==== Stored data

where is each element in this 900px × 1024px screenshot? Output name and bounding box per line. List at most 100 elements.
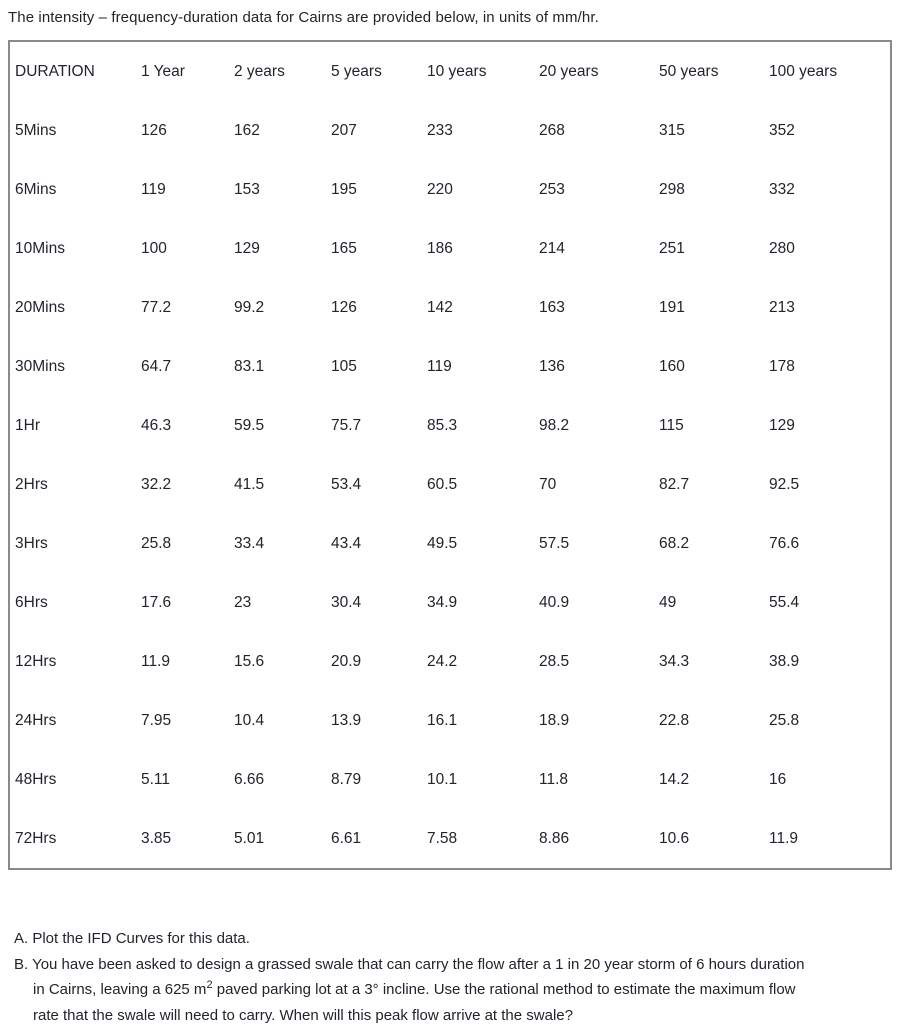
column-header: 50 years: [659, 62, 719, 80]
cell-value: 119: [141, 180, 166, 198]
cell-value: 60.5: [427, 475, 458, 493]
cell-value: 20.9: [331, 652, 362, 670]
table-row: 1Hr 46.3 59.5 75.7 85.3 98.2 115 129: [9, 396, 891, 455]
cell-value: 10.4: [234, 711, 265, 729]
table-row: 5Mins 126 162 207 233 268 315 352: [9, 101, 891, 160]
table-row: 2Hrs 32.2 41.5 53.4 60.5 70 82.7 92.5: [9, 455, 891, 514]
column-header: 1 Year: [141, 62, 185, 80]
questions-section: A. Plot the IFD Curves for this data. B.…: [14, 926, 890, 1024]
cell-value: 10.6: [659, 829, 690, 847]
question-b-line2-pre: in Cairns, leaving a 625 m: [33, 981, 207, 998]
question-b-line3: rate that the swale will need to carry. …: [33, 1006, 573, 1024]
cell-value: 233: [427, 121, 453, 139]
cell-value: 268: [539, 121, 565, 139]
cell-value: 298: [659, 180, 685, 198]
cell-value: 6.66: [234, 770, 265, 788]
row-label-duration: 30Mins: [15, 357, 65, 375]
row-label-duration: 1Hr: [15, 416, 40, 434]
cell-value: 162: [234, 121, 260, 139]
cell-value: 160: [659, 357, 685, 375]
ifd-table: DURATION 1 Year 2 years 5 years 10 years 20 y…: [8, 40, 892, 870]
cell-value: 280: [769, 239, 795, 257]
cell-value: 49.5: [427, 534, 458, 552]
cell-value: 30.4: [331, 593, 362, 611]
cell-value: 195: [331, 180, 357, 198]
cell-value: 178: [769, 357, 795, 375]
row-label-duration: 72Hrs: [15, 829, 57, 847]
cell-value: 207: [331, 121, 357, 139]
cell-value: 251: [659, 239, 685, 257]
cell-value: 55.4: [769, 593, 800, 611]
row-label-duration: 12Hrs: [15, 652, 57, 670]
cell-value: 6.61: [331, 829, 362, 847]
table-row: 20Mins 77.2 99.2 126 142 163 191 213: [9, 278, 891, 337]
cell-value: 332: [769, 180, 795, 198]
table-row: 72Hrs 3.85 5.01 6.61 7.58 8.86 10.6 11.9: [9, 809, 891, 869]
cell-value: 85.3: [427, 416, 458, 434]
table-row: 3Hrs 25.8 33.4 43.4 49.5 57.5 68.2 76.6: [9, 514, 891, 573]
column-header: 2 years: [234, 62, 285, 80]
column-header: 5 years: [331, 62, 382, 80]
cell-value: 129: [769, 416, 795, 434]
table-row: 12Hrs 11.9 15.6 20.9 24.2 28.5 34.3 38.9: [9, 632, 891, 691]
cell-value: 186: [427, 239, 453, 257]
cell-value: 59.5: [234, 416, 265, 434]
cell-value: 41.5: [234, 475, 265, 493]
cell-value: 34.3: [659, 652, 690, 670]
cell-value: 82.7: [659, 475, 690, 493]
table-row: 48Hrs 5.11 6.66 8.79 10.1 11.8 14.2 16: [9, 750, 891, 809]
cell-value: 53.4: [331, 475, 362, 493]
cell-value: 49: [659, 593, 677, 611]
cell-value: 10.1: [427, 770, 458, 788]
cell-value: 25.8: [141, 534, 172, 552]
cell-value: 105: [331, 357, 357, 375]
column-header-duration: DURATION: [15, 62, 95, 80]
cell-value: 98.2: [539, 416, 570, 434]
cell-value: 25.8: [769, 711, 800, 729]
row-label-duration: 10Mins: [15, 239, 65, 257]
cell-value: 83.1: [234, 357, 265, 375]
ifd-table-body: 5Mins 126 162 207 233 268 315 352 6Mins 119 153 195…: [9, 101, 891, 869]
cell-value: 165: [331, 239, 357, 257]
table-row: 30Mins 64.7 83.1 105 119 136 160 178: [9, 337, 891, 396]
row-label-duration: 2Hrs: [15, 475, 48, 493]
cell-value: 3.85: [141, 829, 172, 847]
cell-value: 253: [539, 180, 565, 198]
column-header: 10 years: [427, 62, 487, 80]
cell-value: 11.9: [769, 829, 799, 847]
cell-value: 7.58: [427, 829, 458, 847]
column-header: 20 years: [539, 62, 599, 80]
cell-value: 22.8: [659, 711, 690, 729]
cell-value: 23: [234, 593, 252, 611]
cell-value: 64.7: [141, 357, 172, 375]
cell-value: 115: [659, 416, 684, 434]
row-label-duration: 20Mins: [15, 298, 65, 316]
cell-value: 5.11: [141, 770, 171, 788]
cell-value: 32.2: [141, 475, 172, 493]
cell-value: 70: [539, 475, 557, 493]
cell-value: 28.5: [539, 652, 570, 670]
cell-value: 77.2: [141, 298, 172, 316]
cell-value: 191: [659, 298, 685, 316]
row-label-duration: 3Hrs: [15, 534, 48, 552]
cell-value: 40.9: [539, 593, 570, 611]
cell-value: 76.6: [769, 534, 800, 552]
cell-value: 57.5: [539, 534, 570, 552]
table-row: 10Mins 100 129 165 186 214 251 280: [9, 219, 891, 278]
cell-value: 7.95: [141, 711, 172, 729]
cell-value: 92.5: [769, 475, 800, 493]
column-header: 100 years: [769, 62, 838, 80]
table-row: 6Hrs 17.6 23 30.4 34.9 40.9 49 55.4: [9, 573, 891, 632]
cell-value: 13.9: [331, 711, 362, 729]
question-a: A. Plot the IFD Curves for this data.: [14, 930, 250, 947]
question-b-line1: B. You have been asked to design a grass…: [14, 955, 805, 973]
cell-value: 100: [141, 239, 167, 257]
cell-value: 16: [769, 770, 787, 788]
cell-value: 213: [769, 298, 795, 316]
cell-value: 126: [141, 121, 167, 139]
question-b-line2: in Cairns, leaving a 625 m2 paved parkin…: [14, 977, 890, 1003]
row-label-duration: 48Hrs: [15, 770, 57, 788]
table-row: 6Mins 119 153 195 220 253 298 332: [9, 160, 891, 219]
row-label-duration: 5Mins: [15, 121, 57, 139]
cell-value: 163: [539, 298, 565, 316]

========

Reproduce word for word the items starting with the line that contains "column-header: 50 years: [659, 62, 719, 80]" and going on through the line that contains "cell-value: 298: [659, 180, 685, 198]", including both of those lines.

column-header: 50 years: [659, 62, 719, 80]
cell-value: 119: [141, 180, 166, 198]
cell-value: 60.5: [427, 475, 458, 493]
cell-value: 20.9: [331, 652, 362, 670]
table-row: 1Hr 46.3 59.5 75.7 85.3 98.2 115 129: [9, 396, 891, 455]
cell-value: 10.4: [234, 711, 265, 729]
table-row: 5Mins 126 162 207 233 268 315 352: [9, 101, 891, 160]
table-row: 2Hrs 32.2 41.5 53.4 60.5 70 82.7 92.5: [9, 455, 891, 514]
column-header: 1 Year: [141, 62, 185, 80]
questions-section: A. Plot the IFD Curves for this data. B.…: [14, 926, 890, 1024]
cell-value: 10.6: [659, 829, 690, 847]
question-b-line2-pre: in Cairns, leaving a 625 m: [33, 981, 207, 998]
question-b-line3: rate that the swale will need to carry. …: [33, 1006, 573, 1024]
cell-value: 233: [427, 121, 453, 139]
cell-value: 268: [539, 121, 565, 139]
cell-value: 298: [659, 180, 685, 198]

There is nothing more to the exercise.